• **Input records**
■ ■ ■
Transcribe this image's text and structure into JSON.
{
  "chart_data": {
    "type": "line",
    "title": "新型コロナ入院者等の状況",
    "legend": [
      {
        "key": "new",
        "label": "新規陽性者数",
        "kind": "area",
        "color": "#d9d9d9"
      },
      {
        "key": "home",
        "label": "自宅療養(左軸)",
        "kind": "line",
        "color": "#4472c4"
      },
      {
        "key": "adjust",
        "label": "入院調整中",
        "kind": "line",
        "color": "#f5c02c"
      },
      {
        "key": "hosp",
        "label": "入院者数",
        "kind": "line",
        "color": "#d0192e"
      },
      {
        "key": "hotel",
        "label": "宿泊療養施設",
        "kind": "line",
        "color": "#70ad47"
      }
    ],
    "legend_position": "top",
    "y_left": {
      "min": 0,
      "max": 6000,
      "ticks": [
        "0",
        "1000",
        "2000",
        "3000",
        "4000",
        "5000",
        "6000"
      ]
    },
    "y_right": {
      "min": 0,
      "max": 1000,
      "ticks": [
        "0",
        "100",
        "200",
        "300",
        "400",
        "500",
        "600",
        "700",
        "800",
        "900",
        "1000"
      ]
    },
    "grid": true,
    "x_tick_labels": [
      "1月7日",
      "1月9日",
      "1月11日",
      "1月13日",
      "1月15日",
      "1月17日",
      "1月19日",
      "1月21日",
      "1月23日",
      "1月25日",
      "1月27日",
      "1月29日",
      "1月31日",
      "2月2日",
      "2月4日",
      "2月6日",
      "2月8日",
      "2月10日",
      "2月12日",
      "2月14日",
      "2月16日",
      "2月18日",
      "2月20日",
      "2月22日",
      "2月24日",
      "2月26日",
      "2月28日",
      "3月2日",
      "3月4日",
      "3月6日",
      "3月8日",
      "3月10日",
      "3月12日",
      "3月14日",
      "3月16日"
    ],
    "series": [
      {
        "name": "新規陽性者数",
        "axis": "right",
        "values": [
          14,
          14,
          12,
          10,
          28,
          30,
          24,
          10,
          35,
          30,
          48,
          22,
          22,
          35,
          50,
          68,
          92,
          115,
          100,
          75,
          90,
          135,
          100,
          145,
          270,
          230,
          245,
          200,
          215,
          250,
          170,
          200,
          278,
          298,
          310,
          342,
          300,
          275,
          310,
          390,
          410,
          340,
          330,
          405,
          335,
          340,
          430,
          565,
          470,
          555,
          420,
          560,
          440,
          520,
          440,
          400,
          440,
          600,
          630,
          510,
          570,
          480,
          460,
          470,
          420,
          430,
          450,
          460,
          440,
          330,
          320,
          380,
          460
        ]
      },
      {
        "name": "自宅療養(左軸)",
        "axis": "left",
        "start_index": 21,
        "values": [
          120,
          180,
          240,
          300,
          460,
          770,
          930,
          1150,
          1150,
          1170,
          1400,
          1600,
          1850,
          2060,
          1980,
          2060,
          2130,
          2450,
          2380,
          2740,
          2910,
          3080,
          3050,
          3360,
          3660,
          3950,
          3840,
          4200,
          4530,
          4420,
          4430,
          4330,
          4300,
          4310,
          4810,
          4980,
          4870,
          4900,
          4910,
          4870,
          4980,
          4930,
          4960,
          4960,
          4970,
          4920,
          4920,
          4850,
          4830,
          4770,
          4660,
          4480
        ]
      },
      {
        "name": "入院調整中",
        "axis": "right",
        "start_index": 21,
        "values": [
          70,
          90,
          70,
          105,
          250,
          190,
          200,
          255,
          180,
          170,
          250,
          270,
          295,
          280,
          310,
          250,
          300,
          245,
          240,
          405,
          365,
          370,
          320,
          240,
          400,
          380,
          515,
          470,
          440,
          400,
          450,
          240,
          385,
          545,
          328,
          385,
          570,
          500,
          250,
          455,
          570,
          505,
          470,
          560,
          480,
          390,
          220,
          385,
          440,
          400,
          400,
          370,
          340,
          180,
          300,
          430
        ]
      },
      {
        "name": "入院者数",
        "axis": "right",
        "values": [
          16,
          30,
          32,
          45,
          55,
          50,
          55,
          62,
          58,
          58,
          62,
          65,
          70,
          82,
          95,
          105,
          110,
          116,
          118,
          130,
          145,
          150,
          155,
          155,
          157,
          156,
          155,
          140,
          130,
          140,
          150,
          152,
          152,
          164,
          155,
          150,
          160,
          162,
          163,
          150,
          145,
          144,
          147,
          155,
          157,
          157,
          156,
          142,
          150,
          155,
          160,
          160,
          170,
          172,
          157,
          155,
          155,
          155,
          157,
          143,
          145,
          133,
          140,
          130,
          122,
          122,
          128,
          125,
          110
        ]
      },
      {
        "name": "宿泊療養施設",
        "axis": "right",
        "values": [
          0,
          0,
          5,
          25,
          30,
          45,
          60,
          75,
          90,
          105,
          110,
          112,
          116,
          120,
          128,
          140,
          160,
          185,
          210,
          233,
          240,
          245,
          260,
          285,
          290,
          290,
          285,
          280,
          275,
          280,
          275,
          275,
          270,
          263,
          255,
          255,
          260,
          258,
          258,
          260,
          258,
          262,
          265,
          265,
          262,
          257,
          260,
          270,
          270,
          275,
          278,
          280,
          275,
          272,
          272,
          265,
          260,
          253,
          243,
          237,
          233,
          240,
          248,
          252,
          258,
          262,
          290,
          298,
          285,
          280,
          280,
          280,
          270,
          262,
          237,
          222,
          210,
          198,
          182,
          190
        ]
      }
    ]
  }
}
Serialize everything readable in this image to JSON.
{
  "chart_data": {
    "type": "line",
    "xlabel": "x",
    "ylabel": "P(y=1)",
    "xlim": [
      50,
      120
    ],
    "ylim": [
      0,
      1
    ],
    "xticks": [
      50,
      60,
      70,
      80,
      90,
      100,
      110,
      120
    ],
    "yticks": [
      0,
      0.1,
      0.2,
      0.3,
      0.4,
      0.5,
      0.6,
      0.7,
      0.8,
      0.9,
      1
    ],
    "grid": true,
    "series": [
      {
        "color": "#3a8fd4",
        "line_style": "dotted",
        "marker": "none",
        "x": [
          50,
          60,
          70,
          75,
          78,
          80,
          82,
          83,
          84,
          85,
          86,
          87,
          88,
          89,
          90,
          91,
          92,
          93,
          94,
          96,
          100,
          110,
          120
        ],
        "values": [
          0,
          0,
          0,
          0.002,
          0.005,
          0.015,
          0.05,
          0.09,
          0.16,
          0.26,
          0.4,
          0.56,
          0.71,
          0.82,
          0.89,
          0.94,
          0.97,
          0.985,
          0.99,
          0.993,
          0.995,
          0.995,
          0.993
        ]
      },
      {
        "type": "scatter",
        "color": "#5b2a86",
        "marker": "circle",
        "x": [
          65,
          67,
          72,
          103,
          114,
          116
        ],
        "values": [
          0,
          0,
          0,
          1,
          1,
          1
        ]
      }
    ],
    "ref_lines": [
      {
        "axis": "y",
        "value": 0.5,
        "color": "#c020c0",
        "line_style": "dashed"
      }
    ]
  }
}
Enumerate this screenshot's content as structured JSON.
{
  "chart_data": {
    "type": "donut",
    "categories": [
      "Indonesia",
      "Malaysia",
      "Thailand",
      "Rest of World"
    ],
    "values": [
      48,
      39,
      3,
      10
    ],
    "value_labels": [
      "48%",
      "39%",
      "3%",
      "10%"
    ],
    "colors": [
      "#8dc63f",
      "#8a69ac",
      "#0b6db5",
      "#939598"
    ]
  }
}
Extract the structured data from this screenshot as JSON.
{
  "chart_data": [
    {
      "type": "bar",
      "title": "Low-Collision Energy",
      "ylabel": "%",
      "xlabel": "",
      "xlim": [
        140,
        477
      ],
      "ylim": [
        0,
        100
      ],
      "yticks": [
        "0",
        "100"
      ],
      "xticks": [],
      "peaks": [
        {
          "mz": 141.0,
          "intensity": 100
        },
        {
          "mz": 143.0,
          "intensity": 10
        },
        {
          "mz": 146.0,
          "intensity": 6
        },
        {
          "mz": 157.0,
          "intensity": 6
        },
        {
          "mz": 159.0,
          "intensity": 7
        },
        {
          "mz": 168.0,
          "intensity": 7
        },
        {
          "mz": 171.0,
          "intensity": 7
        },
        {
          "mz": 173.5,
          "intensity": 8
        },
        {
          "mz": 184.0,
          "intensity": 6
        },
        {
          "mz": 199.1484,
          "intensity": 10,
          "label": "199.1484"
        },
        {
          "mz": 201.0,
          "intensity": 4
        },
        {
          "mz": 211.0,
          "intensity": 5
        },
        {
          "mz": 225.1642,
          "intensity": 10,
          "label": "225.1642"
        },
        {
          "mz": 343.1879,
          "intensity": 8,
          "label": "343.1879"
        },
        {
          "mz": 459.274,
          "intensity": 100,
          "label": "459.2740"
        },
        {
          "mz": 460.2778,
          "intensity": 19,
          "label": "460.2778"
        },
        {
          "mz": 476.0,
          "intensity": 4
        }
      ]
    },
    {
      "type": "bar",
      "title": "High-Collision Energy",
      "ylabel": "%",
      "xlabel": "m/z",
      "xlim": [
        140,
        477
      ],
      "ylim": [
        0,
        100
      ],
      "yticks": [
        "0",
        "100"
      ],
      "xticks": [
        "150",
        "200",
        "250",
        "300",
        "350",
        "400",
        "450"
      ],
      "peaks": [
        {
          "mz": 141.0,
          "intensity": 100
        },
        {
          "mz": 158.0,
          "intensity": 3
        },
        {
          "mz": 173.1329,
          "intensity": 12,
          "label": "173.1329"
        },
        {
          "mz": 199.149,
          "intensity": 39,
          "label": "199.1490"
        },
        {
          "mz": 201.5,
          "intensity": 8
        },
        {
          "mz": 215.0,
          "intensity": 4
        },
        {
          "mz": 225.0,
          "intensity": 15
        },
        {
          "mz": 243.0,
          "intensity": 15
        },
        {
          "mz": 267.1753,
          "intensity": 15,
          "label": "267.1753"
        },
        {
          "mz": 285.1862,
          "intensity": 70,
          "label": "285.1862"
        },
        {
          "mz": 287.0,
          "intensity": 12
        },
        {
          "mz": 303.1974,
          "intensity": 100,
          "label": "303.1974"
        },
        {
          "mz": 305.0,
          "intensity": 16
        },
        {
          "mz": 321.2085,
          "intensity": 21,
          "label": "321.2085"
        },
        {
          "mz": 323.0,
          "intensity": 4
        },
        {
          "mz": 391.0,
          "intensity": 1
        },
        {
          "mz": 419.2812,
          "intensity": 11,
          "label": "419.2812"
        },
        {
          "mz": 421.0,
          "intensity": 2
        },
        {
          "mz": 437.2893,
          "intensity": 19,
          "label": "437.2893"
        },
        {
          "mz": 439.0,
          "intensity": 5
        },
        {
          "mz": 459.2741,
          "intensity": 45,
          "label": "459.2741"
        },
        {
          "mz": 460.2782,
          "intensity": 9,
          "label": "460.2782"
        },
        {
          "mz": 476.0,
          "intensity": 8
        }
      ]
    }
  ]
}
■ ■ ■
• **What you will do**
Copy every line that contains the string "screenshot".

• **Answer to this task**
Enumerate this screenshot's content as structured JSON.
Extract the structured data from this screenshot as JSON.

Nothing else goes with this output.